▶ _Data shown_

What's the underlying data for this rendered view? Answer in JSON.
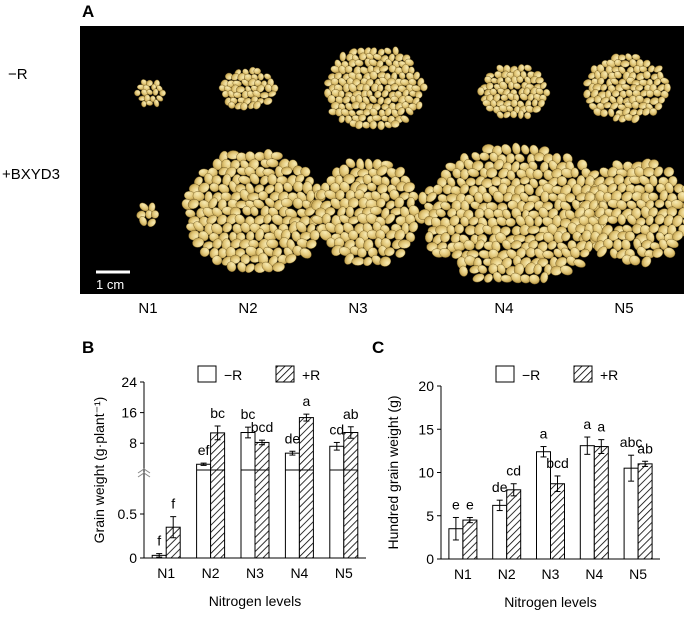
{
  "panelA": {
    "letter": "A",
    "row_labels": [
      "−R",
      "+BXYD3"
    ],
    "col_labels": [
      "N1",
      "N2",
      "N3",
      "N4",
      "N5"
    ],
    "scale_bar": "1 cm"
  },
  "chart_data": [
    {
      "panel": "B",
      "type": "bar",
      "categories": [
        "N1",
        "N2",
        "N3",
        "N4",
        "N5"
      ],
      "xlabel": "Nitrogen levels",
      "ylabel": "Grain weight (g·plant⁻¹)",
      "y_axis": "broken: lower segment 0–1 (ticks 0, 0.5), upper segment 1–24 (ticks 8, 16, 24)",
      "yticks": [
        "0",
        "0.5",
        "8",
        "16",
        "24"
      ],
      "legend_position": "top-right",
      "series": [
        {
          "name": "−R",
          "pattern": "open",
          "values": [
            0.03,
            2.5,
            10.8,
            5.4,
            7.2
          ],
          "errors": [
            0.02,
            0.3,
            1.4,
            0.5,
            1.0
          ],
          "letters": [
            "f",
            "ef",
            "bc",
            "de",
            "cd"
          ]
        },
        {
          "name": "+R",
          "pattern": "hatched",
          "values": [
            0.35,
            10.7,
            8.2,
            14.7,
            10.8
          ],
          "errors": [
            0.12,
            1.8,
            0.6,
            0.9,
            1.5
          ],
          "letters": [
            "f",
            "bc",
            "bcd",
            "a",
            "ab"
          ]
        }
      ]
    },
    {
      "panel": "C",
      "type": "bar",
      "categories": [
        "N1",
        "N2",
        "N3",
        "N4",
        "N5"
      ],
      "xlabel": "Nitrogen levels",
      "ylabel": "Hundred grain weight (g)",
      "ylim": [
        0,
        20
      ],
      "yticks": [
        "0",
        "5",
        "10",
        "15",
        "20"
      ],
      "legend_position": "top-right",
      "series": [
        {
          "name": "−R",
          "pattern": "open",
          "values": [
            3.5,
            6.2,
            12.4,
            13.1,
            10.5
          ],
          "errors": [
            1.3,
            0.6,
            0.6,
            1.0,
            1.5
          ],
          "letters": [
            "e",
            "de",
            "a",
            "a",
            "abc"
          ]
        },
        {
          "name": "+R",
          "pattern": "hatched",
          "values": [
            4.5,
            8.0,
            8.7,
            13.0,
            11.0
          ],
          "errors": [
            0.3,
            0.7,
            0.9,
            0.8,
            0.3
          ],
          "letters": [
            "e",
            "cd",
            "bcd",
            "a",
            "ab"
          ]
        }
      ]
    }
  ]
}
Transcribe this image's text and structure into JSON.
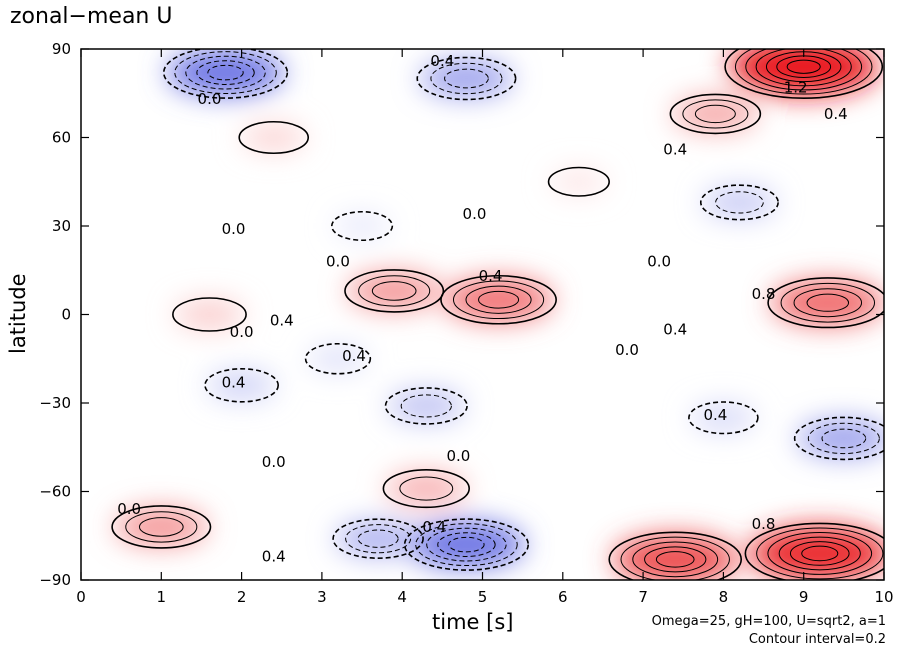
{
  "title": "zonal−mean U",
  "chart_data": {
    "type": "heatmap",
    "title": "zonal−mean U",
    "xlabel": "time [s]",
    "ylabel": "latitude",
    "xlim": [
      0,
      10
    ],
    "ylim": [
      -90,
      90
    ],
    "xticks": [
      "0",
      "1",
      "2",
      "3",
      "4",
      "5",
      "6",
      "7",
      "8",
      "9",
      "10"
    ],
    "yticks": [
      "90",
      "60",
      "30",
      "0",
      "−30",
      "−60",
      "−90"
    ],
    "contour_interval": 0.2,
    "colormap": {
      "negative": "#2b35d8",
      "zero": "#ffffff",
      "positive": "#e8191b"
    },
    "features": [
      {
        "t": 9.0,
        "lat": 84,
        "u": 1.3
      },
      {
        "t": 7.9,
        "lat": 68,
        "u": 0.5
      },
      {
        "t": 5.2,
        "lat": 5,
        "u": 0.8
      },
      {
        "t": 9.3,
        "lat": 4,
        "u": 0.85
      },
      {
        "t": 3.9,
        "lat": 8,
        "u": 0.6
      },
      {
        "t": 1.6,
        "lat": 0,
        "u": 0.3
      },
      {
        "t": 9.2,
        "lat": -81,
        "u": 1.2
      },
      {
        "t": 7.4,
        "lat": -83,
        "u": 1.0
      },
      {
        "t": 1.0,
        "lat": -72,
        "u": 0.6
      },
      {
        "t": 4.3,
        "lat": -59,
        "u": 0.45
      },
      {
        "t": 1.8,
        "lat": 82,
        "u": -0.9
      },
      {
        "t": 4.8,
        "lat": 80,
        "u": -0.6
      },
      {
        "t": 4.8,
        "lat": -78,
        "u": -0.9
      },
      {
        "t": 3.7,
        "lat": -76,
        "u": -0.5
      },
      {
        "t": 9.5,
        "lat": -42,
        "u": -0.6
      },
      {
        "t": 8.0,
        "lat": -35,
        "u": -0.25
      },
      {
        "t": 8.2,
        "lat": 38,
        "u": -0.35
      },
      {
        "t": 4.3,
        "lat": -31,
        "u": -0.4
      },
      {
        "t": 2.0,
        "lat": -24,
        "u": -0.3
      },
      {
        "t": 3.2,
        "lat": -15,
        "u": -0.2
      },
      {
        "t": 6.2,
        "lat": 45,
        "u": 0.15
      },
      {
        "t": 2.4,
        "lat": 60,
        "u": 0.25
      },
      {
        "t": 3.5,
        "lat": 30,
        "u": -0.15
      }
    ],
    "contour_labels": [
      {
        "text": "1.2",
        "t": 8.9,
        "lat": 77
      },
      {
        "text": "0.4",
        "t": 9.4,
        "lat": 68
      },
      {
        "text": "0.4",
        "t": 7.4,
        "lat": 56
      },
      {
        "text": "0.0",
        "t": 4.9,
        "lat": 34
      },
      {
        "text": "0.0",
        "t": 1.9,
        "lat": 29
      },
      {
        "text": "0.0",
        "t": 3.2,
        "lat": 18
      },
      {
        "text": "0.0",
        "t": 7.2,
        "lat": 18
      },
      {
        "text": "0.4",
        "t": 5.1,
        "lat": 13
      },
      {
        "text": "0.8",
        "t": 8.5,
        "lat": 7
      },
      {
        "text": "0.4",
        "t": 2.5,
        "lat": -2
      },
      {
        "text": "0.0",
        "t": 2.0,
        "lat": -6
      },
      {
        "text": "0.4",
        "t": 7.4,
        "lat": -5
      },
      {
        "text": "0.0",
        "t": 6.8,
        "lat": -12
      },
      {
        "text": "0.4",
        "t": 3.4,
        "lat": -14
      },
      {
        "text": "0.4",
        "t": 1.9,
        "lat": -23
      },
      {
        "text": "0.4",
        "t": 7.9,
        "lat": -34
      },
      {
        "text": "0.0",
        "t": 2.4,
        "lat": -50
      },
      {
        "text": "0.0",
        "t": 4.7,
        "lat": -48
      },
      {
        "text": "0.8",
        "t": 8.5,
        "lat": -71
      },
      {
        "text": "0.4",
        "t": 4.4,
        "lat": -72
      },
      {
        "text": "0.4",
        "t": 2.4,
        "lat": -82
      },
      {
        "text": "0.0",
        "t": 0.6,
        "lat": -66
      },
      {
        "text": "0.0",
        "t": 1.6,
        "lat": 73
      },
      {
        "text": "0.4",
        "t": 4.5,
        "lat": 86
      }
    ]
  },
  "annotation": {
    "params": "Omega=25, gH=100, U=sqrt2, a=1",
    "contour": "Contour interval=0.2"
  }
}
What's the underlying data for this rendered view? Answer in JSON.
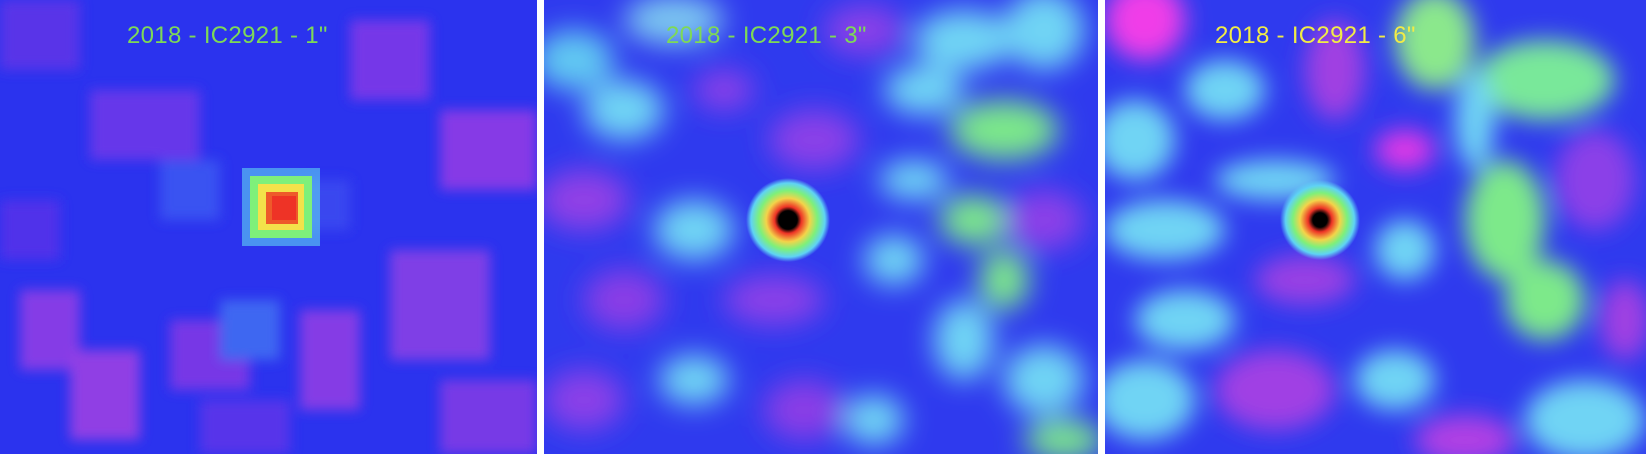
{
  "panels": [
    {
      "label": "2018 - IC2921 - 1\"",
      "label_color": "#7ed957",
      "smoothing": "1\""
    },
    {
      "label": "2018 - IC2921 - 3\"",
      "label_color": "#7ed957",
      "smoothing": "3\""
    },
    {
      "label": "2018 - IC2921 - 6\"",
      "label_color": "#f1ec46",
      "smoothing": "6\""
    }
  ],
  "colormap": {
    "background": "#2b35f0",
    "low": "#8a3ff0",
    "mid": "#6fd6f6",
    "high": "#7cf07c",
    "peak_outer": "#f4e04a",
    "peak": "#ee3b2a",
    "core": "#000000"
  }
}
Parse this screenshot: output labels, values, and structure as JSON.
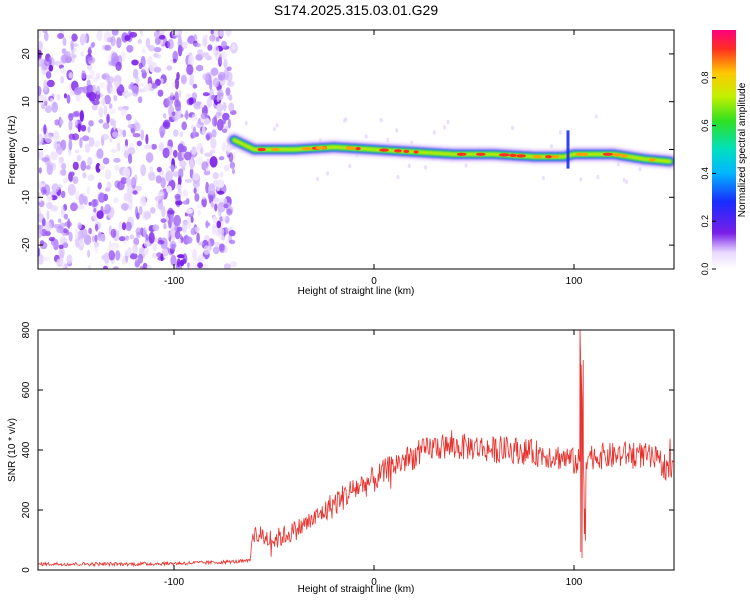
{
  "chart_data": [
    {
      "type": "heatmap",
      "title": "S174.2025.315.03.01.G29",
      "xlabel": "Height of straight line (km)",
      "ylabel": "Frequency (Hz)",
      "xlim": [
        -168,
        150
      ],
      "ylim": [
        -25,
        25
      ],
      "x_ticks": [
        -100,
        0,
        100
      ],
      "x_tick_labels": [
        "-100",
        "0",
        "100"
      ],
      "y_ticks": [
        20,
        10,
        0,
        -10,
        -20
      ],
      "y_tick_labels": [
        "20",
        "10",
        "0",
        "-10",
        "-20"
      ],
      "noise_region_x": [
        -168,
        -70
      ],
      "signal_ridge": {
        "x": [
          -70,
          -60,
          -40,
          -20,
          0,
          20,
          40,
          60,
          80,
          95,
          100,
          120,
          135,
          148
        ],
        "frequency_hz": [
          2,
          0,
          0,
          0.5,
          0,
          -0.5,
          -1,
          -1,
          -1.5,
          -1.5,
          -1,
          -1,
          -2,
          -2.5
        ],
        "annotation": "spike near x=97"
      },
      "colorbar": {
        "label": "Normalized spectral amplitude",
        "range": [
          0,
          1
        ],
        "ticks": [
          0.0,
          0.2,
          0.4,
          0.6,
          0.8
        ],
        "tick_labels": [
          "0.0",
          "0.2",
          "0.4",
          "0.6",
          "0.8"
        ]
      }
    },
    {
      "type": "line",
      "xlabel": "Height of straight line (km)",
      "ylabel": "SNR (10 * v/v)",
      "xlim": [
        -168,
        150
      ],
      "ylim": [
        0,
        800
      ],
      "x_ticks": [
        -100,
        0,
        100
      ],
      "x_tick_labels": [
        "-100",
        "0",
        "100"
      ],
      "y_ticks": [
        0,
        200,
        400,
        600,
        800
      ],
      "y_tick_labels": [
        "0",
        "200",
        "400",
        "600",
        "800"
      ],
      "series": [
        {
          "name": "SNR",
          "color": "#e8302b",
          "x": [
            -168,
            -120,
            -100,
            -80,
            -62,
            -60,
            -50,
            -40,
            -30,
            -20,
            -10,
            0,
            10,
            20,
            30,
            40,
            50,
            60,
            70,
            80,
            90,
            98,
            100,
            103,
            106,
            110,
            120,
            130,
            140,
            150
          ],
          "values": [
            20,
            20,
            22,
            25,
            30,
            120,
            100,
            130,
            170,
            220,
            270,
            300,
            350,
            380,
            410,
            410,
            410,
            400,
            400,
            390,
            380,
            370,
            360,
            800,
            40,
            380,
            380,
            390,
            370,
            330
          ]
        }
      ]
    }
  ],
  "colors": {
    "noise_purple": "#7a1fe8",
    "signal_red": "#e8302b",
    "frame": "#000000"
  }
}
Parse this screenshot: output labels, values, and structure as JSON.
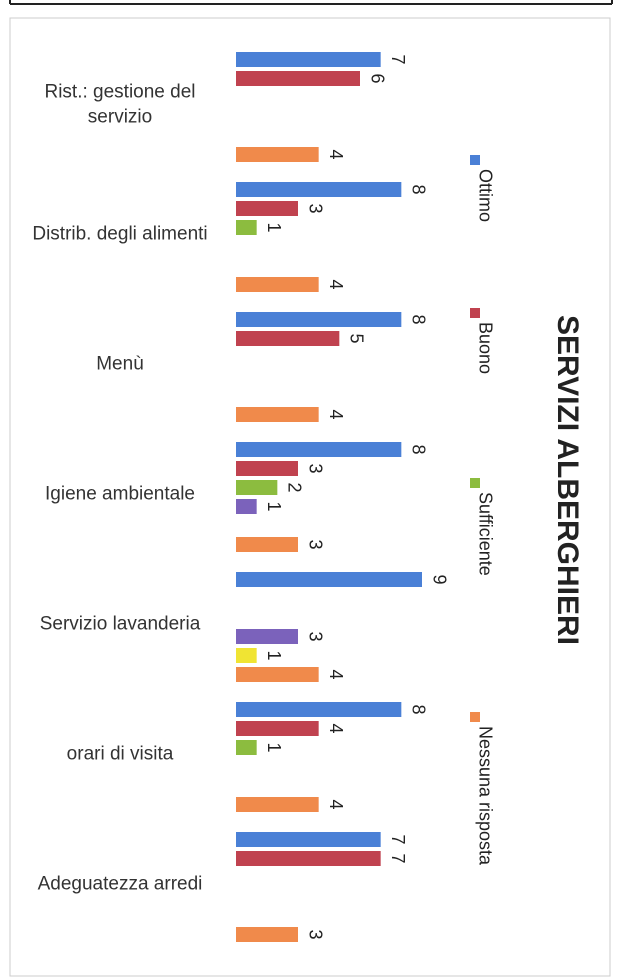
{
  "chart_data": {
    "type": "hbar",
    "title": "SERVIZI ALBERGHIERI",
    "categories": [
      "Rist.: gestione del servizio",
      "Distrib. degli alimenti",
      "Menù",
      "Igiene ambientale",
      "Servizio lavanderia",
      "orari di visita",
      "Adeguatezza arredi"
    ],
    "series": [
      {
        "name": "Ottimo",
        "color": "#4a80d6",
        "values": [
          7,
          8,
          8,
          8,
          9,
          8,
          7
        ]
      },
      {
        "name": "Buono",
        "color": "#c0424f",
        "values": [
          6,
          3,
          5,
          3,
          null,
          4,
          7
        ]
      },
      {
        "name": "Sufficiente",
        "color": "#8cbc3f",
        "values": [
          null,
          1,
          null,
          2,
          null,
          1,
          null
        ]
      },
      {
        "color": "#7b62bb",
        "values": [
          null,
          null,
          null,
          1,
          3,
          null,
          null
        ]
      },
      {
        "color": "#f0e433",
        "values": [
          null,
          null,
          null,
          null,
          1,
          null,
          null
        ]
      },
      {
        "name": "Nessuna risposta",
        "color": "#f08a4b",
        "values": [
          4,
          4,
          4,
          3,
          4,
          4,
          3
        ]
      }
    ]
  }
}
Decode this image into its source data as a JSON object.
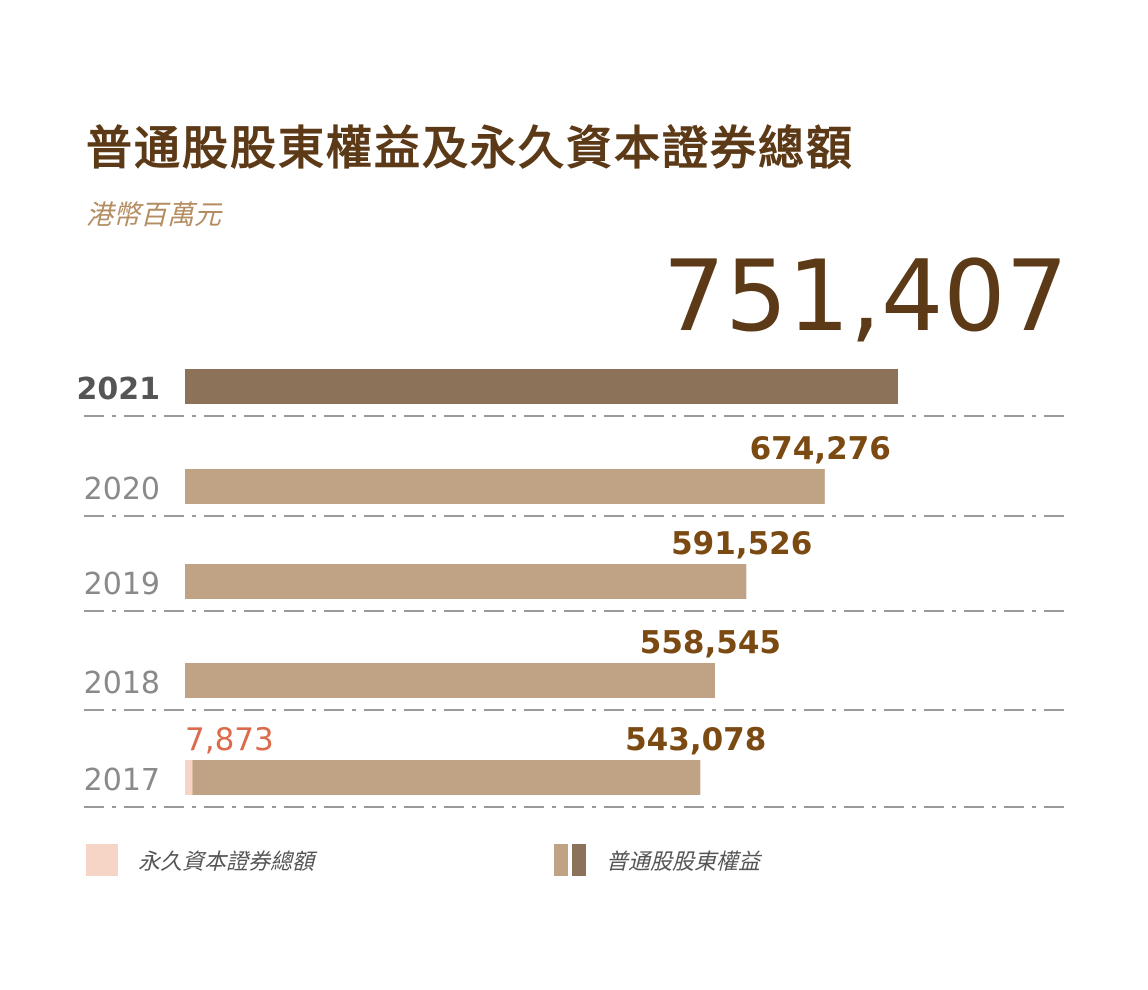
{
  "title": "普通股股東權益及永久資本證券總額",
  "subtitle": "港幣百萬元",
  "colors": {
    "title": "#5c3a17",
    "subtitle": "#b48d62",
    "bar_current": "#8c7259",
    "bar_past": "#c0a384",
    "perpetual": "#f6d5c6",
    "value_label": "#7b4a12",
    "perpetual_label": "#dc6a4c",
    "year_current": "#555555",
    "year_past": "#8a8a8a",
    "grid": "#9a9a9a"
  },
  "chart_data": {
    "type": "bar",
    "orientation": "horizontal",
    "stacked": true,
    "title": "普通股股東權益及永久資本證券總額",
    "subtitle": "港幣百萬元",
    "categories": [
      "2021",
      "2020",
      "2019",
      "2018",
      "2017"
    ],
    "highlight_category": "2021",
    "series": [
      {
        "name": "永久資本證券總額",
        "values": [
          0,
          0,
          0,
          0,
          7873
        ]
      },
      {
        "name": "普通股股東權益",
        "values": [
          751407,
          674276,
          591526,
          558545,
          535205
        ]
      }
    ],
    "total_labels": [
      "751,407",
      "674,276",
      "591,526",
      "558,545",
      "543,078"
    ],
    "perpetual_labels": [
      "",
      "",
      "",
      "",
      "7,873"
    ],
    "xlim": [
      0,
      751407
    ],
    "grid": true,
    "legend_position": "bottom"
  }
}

▶ _Task details_
Find how many lines in the material hold the word "普通股股東權益及永久資本證券總額" and state that number alone.

▶ _The solution_
2